-- Start Record set --
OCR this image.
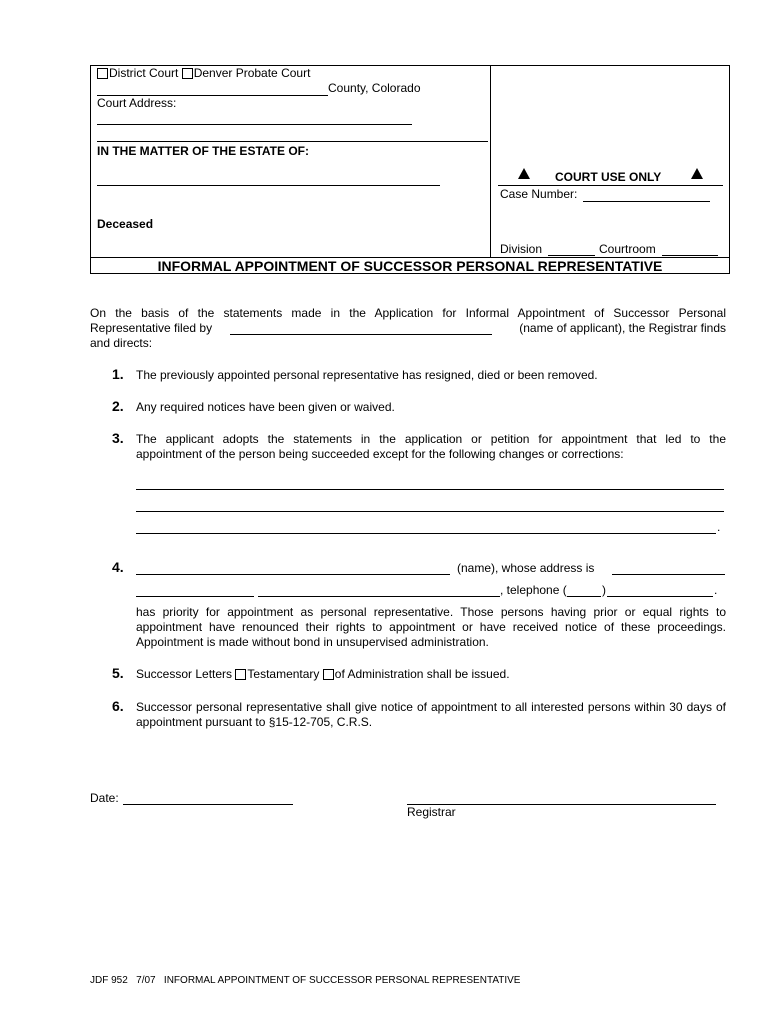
District Court Denver Probate Court
County, Colorado
Court Address:
IN THE MATTER OF THE ESTATE OF:
Deceased
COURT USE ONLY
Case Number:
Division	Courtroom
INFORMAL APPOINTMENT OF SUCCESSOR PERSONAL REPRESENTATIVE
On the basis of the statements made in the Application for Informal Appointment of Successor Personal
Representative filed by	(name of applicant), the Registrar finds
and directs:
1. The previously appointed personal representative has resigned, died or been removed.
2. Any required notices have been given or waived.
3. The applicant adopts the statements in the application or petition for appointment that led to the
appointment of the person being succeeded except for the following changes or corrections:
.
4.	(name), whose address is
, telephone (	)	.
has priority for appointment as personal representative. Those persons having prior or equal rights to appointment have renounced their rights to appointment or have received notice of these proceedings. Appointment is made without bond in unsupervised administration.
5. Successor Letters Testamentary of Administration shall be issued.
6. Successor personal representative shall give notice of appointment to all interested persons within 30 days of appointment pursuant to §15-12-705, C.R.S.
Date:
Registrar
JDF 952   7/07   INFORMAL APPOINTMENT OF SUCCESSOR PERSONAL REPRESENTATIVE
-- End Record set --
Leave out the pictures and output every record above precisely as given.

OCR this image.
District Court Denver Probate Court
County, Colorado
Court Address:
IN THE MATTER OF THE ESTATE OF:
Deceased
COURT USE ONLY
Case Number:
Division	Courtroom
INFORMAL APPOINTMENT OF SUCCESSOR PERSONAL REPRESENTATIVE
On the basis of the statements made in the Application for Informal Appointment of Successor Personal
Representative filed by	(name of applicant), the Registrar finds
and directs:
1. The previously appointed personal representative has resigned, died or been removed.
2. Any required notices have been given or waived.
3. The applicant adopts the statements in the application or petition for appointment that led to the
appointment of the person being succeeded except for the following changes or corrections:
.
4.	(name), whose address is
, telephone (	)	.
has priority for appointment as personal representative. Those persons having prior or equal rights to appointment have renounced their rights to appointment or have received notice of these proceedings. Appointment is made without bond in unsupervised administration.
5. Successor Letters Testamentary of Administration shall be issued.
6. Successor personal representative shall give notice of appointment to all interested persons within 30 days of appointment pursuant to §15-12-705, C.R.S.
Date:
Registrar
JDF 952   7/07   INFORMAL APPOINTMENT OF SUCCESSOR PERSONAL REPRESENTATIVE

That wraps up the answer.